WORK TO COMPLETE: Retype exactly the line holding "What data populates" and each line that follows, down to the last one. Exclude pictures.

Entries from a visual dataset
^^^^^^^^^^^^^^^^

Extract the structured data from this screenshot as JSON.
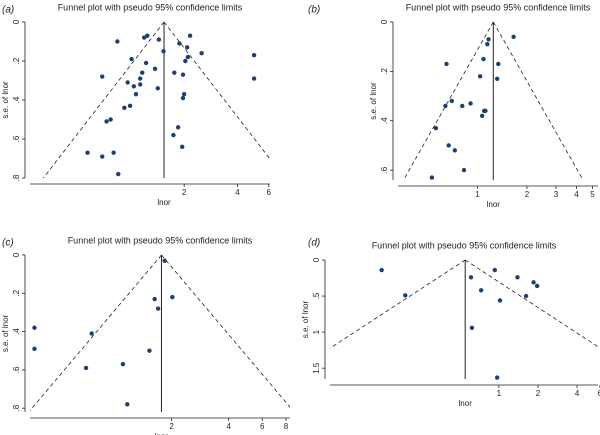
{
  "chart_data": [
    {
      "type": "scatter",
      "label": "(a)",
      "title": "Funnel plot with pseudo 95% confidence limits",
      "x_label": "lnor",
      "y_label": "s.e. of lnor",
      "x_scale": "log",
      "y_inverted": true,
      "color": "#1f3f6e",
      "pooled": 1.54,
      "xlim": [
        0.27,
        6.1
      ],
      "xticks": [
        2,
        4,
        6
      ],
      "ylim": [
        0,
        0.8
      ],
      "yticks": [
        0,
        {
          "value": 0.2,
          "label": ".2"
        },
        {
          "value": 0.4,
          "label": ".4"
        },
        {
          "value": 0.6,
          "label": ".6"
        },
        {
          "value": 0.8,
          "label": ".8"
        }
      ],
      "x": [
        0.84,
        1.19,
        1.24,
        1.44,
        1.88,
        2.16,
        1.53,
        2.08,
        2.03,
        2.51,
        1.76,
        1.37,
        1.22,
        1.01,
        1.16,
        1.13,
        1.13,
        1.04,
        1.07,
        1.42,
        2.1,
        1.97,
        0.69,
        0.96,
        4.96,
        4.96,
        0.99,
        0.92,
        0.73,
        0.77,
        2.0,
        1.97,
        1.74,
        1.85,
        1.95,
        0.57,
        0.8,
        0.69,
        0.85
      ],
      "values": [
        0.1,
        0.08,
        0.07,
        0.09,
        0.11,
        0.07,
        0.15,
        0.13,
        0.2,
        0.16,
        0.26,
        0.24,
        0.21,
        0.19,
        0.26,
        0.29,
        0.32,
        0.33,
        0.37,
        0.34,
        0.18,
        0.27,
        0.28,
        0.31,
        0.17,
        0.29,
        0.43,
        0.44,
        0.51,
        0.5,
        0.37,
        0.39,
        0.58,
        0.54,
        0.64,
        0.67,
        0.67,
        0.69,
        0.78
      ]
    },
    {
      "type": "scatter",
      "label": "(b)",
      "title": "Funnel plot with pseudo 95% confidence limits",
      "x_label": "lnor",
      "y_label": "s.e. of lnor",
      "x_scale": "log",
      "y_inverted": true,
      "color": "#1f3f6e",
      "pooled": 1.25,
      "xlim": [
        0.33,
        5.4
      ],
      "xticks": [
        1,
        2,
        3,
        4,
        5
      ],
      "ylim": [
        0,
        0.64
      ],
      "yticks": [
        0,
        {
          "value": 0.2,
          "label": ".2"
        },
        {
          "value": 0.4,
          "label": ".4"
        },
        {
          "value": 0.6,
          "label": ".6"
        }
      ],
      "x": [
        1.66,
        1.17,
        1.15,
        0.65,
        1.34,
        1.32,
        1.09,
        1.04,
        0.7,
        0.64,
        0.81,
        0.91,
        1.1,
        1.12,
        1.07,
        0.56,
        0.67,
        0.73,
        0.83,
        0.53
      ],
      "values": [
        0.06,
        0.07,
        0.09,
        0.17,
        0.17,
        0.23,
        0.15,
        0.22,
        0.32,
        0.34,
        0.34,
        0.33,
        0.36,
        0.36,
        0.38,
        0.43,
        0.5,
        0.52,
        0.6,
        0.63
      ]
    },
    {
      "type": "scatter",
      "label": "(c)",
      "title": "Funnel plot with pseudo 95% confidence limits",
      "x_label": "lnor",
      "y_label": "s.e. of lnor",
      "x_scale": "log",
      "y_inverted": true,
      "color": "#1f3f6e",
      "pooled": 1.77,
      "xlim": [
        0.36,
        8.4
      ],
      "xticks": [
        2,
        4,
        6,
        8
      ],
      "ylim": [
        0,
        0.82
      ],
      "yticks": [
        0,
        {
          "value": 0.2,
          "label": ".2"
        },
        {
          "value": 0.4,
          "label": ".4"
        },
        {
          "value": 0.6,
          "label": ".6"
        },
        {
          "value": 0.8,
          "label": ".8"
        }
      ],
      "x": [
        0.38,
        0.38,
        0.76,
        0.71,
        1.11,
        1.17,
        1.53,
        1.63,
        1.7,
        1.84,
        2.02
      ],
      "values": [
        0.38,
        0.49,
        0.41,
        0.59,
        0.57,
        0.78,
        0.5,
        0.23,
        0.28,
        0.03,
        0.22
      ]
    },
    {
      "type": "scatter",
      "label": "(d)",
      "title": "Funnel plot with pseudo 95% confidence limits",
      "x_label": "lnor",
      "y_label": "s.e. of lnor",
      "x_scale": "log",
      "y_inverted": true,
      "color": "#1f3f6e",
      "pooled": 0.55,
      "xlim": [
        0.05,
        5.8
      ],
      "xticks": [
        1,
        2,
        4,
        6
      ],
      "ylim": [
        0,
        1.65
      ],
      "yticks": [
        0,
        {
          "value": 0.5,
          "label": ".5"
        },
        1,
        1.5
      ],
      "x": [
        0.125,
        0.19,
        0.61,
        0.73,
        0.93,
        1.02,
        0.62,
        0.97,
        1.39,
        1.62,
        1.85,
        1.97
      ],
      "values": [
        0.14,
        0.49,
        0.24,
        0.42,
        0.14,
        0.56,
        0.94,
        1.63,
        0.24,
        0.5,
        0.31,
        0.36
      ]
    }
  ]
}
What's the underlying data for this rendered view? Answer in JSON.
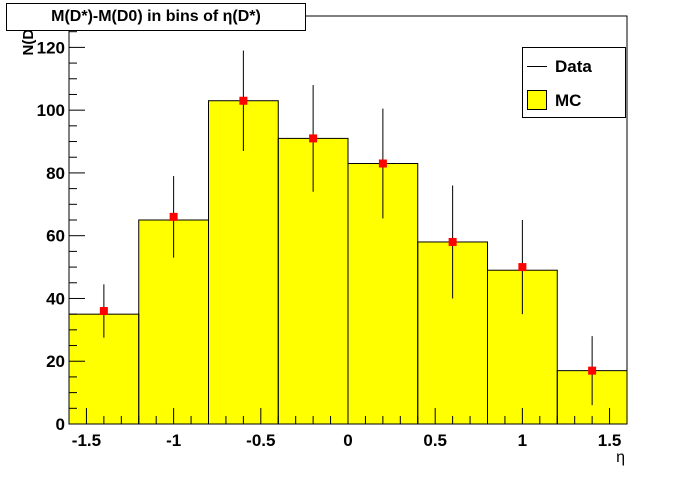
{
  "chart_data": {
    "type": "histogram",
    "title": "M(D*)-M(D0) in bins of η(D*)",
    "xlabel": "η",
    "ylabel": "N(D*)",
    "xlim": [
      -1.6,
      1.6
    ],
    "ylim": [
      0,
      130
    ],
    "x_ticks": [
      -1.5,
      -1,
      -0.5,
      0,
      0.5,
      1,
      1.5
    ],
    "x_tick_labels": [
      "-1.5",
      "-1",
      "-0.5",
      "0",
      "0.5",
      "1",
      "1.5"
    ],
    "y_ticks": [
      0,
      20,
      40,
      60,
      80,
      100,
      120
    ],
    "y_tick_labels": [
      "0",
      "20",
      "40",
      "60",
      "80",
      "100",
      "120"
    ],
    "bin_edges": [
      -1.6,
      -1.2,
      -0.8,
      -0.4,
      0.0,
      0.4,
      0.8,
      1.2,
      1.6
    ],
    "series": [
      {
        "name": "MC",
        "kind": "filled-histogram",
        "color": "#ffff00",
        "values": [
          35,
          65,
          103,
          91,
          83,
          58,
          49,
          17
        ]
      },
      {
        "name": "Data",
        "kind": "points-with-errors",
        "color": "#ff0000",
        "x": [
          -1.4,
          -1.0,
          -0.6,
          -0.2,
          0.2,
          0.6,
          1.0,
          1.4
        ],
        "values": [
          36,
          66,
          103,
          91,
          83,
          58,
          50,
          17
        ],
        "errors": [
          8.5,
          13,
          16,
          17,
          17.5,
          18,
          15,
          11
        ]
      }
    ],
    "legend_position": "top-right",
    "grid": false
  }
}
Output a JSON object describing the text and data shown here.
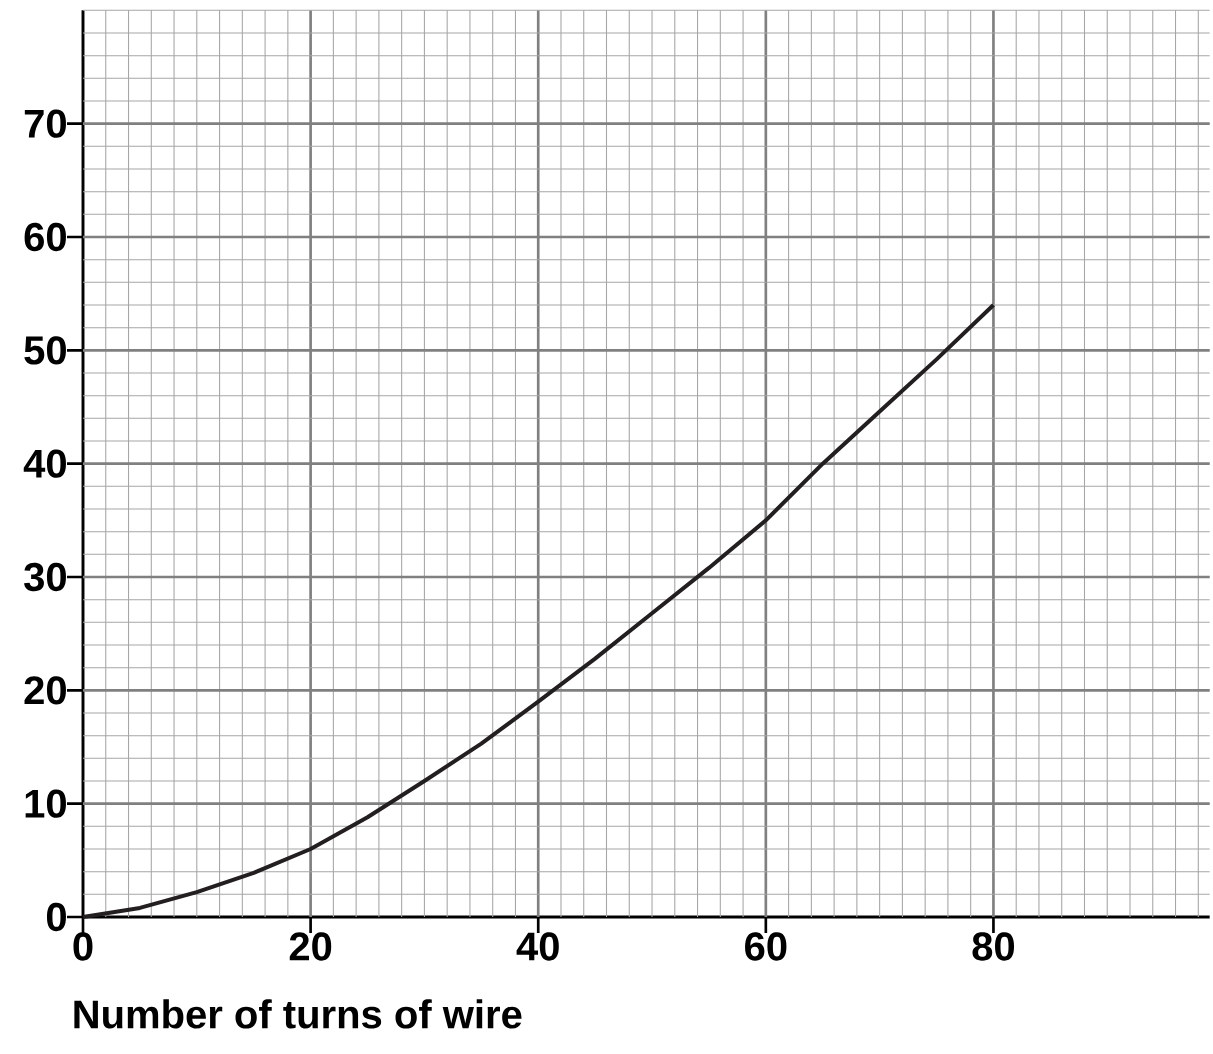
{
  "chart_data": {
    "type": "line",
    "xlabel": "Number of turns of wire",
    "x": [
      0,
      5,
      10,
      15,
      20,
      25,
      30,
      35,
      40,
      45,
      50,
      55,
      60,
      65,
      70,
      75,
      80
    ],
    "series": [
      {
        "color": "#231f20",
        "values": [
          0,
          0.8,
          2.2,
          3.9,
          6,
          8.8,
          12,
          15.3,
          19,
          22.8,
          26.8,
          30.8,
          35,
          40,
          44.6,
          49.2,
          54
        ]
      }
    ],
    "xlim": [
      0,
      99
    ],
    "ylim": [
      0,
      80
    ],
    "xticks": [
      0,
      20,
      40,
      60,
      80
    ],
    "yticks": [
      0,
      10,
      20,
      30,
      40,
      50,
      60,
      70
    ],
    "grid": true,
    "marker": "none",
    "line_style": "solid"
  }
}
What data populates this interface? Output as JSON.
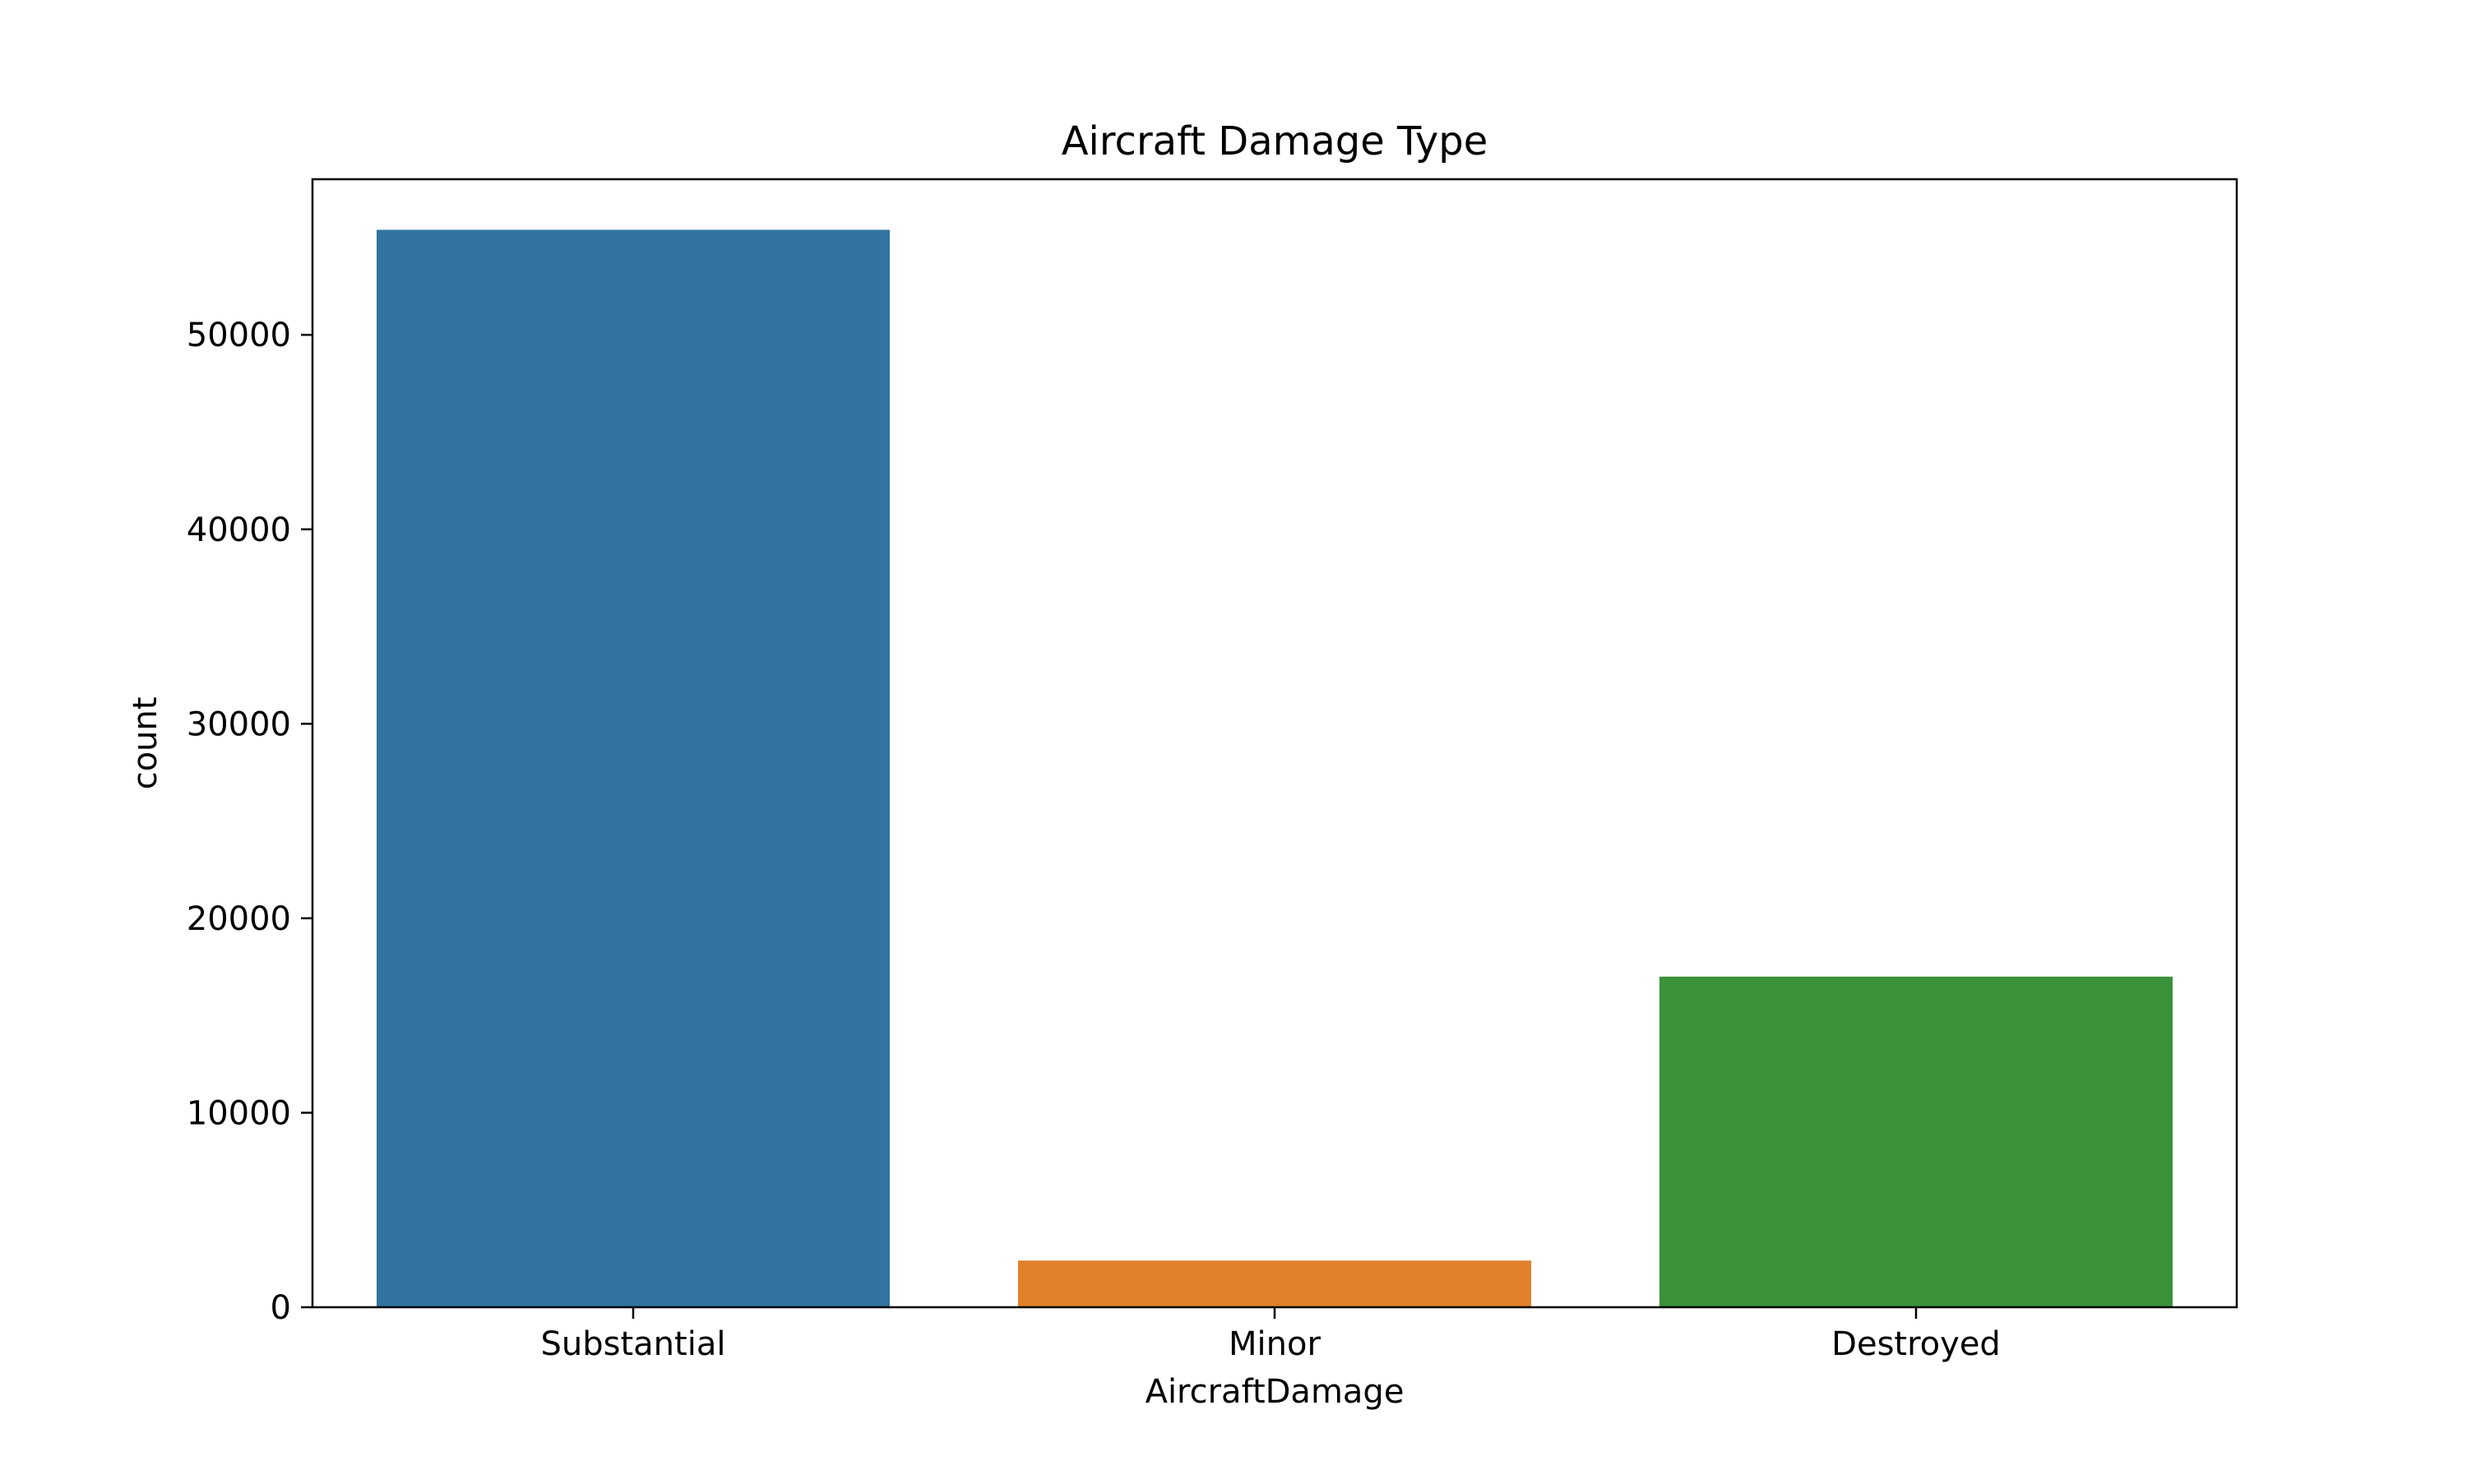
{
  "chart_data": {
    "type": "bar",
    "title": "Aircraft Damage Type",
    "xlabel": "AircraftDamage",
    "ylabel": "count",
    "categories": [
      "Substantial",
      "Minor",
      "Destroyed"
    ],
    "values": [
      55400,
      2400,
      17000
    ],
    "colors": [
      "#3274a1",
      "#e1812c",
      "#3a923a"
    ],
    "ylim": [
      0,
      58000
    ],
    "yticks": [
      0,
      10000,
      20000,
      30000,
      40000,
      50000
    ],
    "ytick_labels": [
      "0",
      "10000",
      "20000",
      "30000",
      "40000",
      "50000"
    ],
    "grid": false,
    "legend": "none"
  }
}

^^^^^^^^^^^^^^^^

ANSWER TO THIS TASK:
What data populates this interface? Output as JSON.
{
  "chart_data": {
    "type": "bar",
    "title": "Aircraft Damage Type",
    "xlabel": "AircraftDamage",
    "ylabel": "count",
    "categories": [
      "Substantial",
      "Minor",
      "Destroyed"
    ],
    "values": [
      55400,
      2400,
      17000
    ],
    "colors": [
      "#3274a1",
      "#e1812c",
      "#3a923a"
    ],
    "ylim": [
      0,
      58000
    ],
    "yticks": [
      0,
      10000,
      20000,
      30000,
      40000,
      50000
    ],
    "ytick_labels": [
      "0",
      "10000",
      "20000",
      "30000",
      "40000",
      "50000"
    ],
    "grid": false,
    "legend": "none"
  }
}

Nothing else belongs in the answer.